** START **

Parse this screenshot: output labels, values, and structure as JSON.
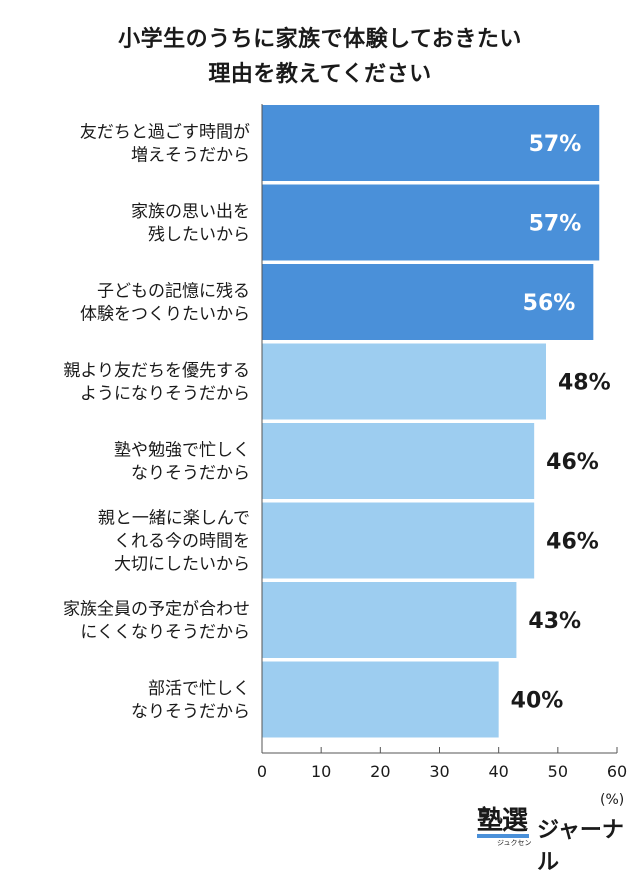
{
  "title_lines": [
    "小学生のうちに家族で体験しておきたい",
    "理由を教えてください"
  ],
  "chart_data": {
    "type": "bar",
    "orientation": "horizontal",
    "categories": [
      [
        "友だちと過ごす時間が",
        "増えそうだから"
      ],
      [
        "家族の思い出を",
        "残したいから"
      ],
      [
        "子どもの記憶に残る",
        "体験をつくりたいから"
      ],
      [
        "親より友だちを優先する",
        "ようになりそうだから"
      ],
      [
        "塾や勉強で忙しく",
        "なりそうだから"
      ],
      [
        "親と一緒に楽しんで",
        "くれる今の時間を",
        "大切にしたいから"
      ],
      [
        "家族全員の予定が合わせ",
        "にくくなりそうだから"
      ],
      [
        "部活で忙しく",
        "なりそうだから"
      ]
    ],
    "values": [
      57,
      57,
      56,
      48,
      46,
      46,
      43,
      40
    ],
    "value_labels": [
      "57%",
      "57%",
      "56%",
      "48%",
      "46%",
      "46%",
      "43%",
      "40%"
    ],
    "xlim": [
      0,
      60
    ],
    "xticks": [
      0,
      10,
      20,
      30,
      40,
      50,
      60
    ],
    "unit": "(%)",
    "colors": {
      "top": "#4a90d9",
      "rest": "#9dcdf0",
      "top_label": "#ffffff",
      "rest_label": "#1a1a1a",
      "axis": "#555555"
    },
    "highlight_count": 3
  },
  "logo": {
    "text1": "塾選",
    "text1_sub": "ジュクセン",
    "text2": "ジャーナル"
  }
}
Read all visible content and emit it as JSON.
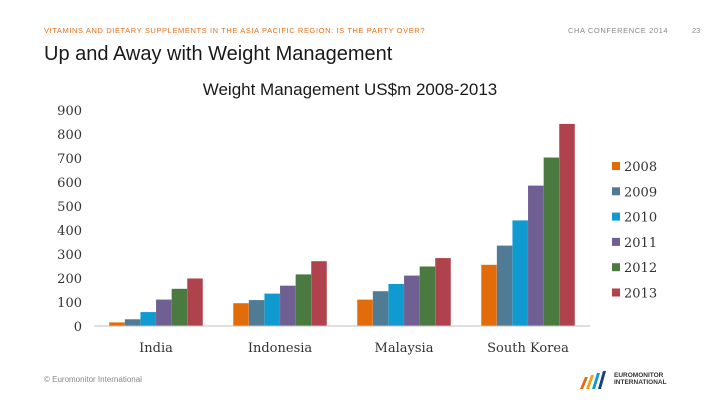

** END **

◆ Brief ◆
From the listing, copy every line where the string "values" appears.

◆ Exercise output ◆
Parse this screenshot: output labels, values, and structure as JSON.
    "values": [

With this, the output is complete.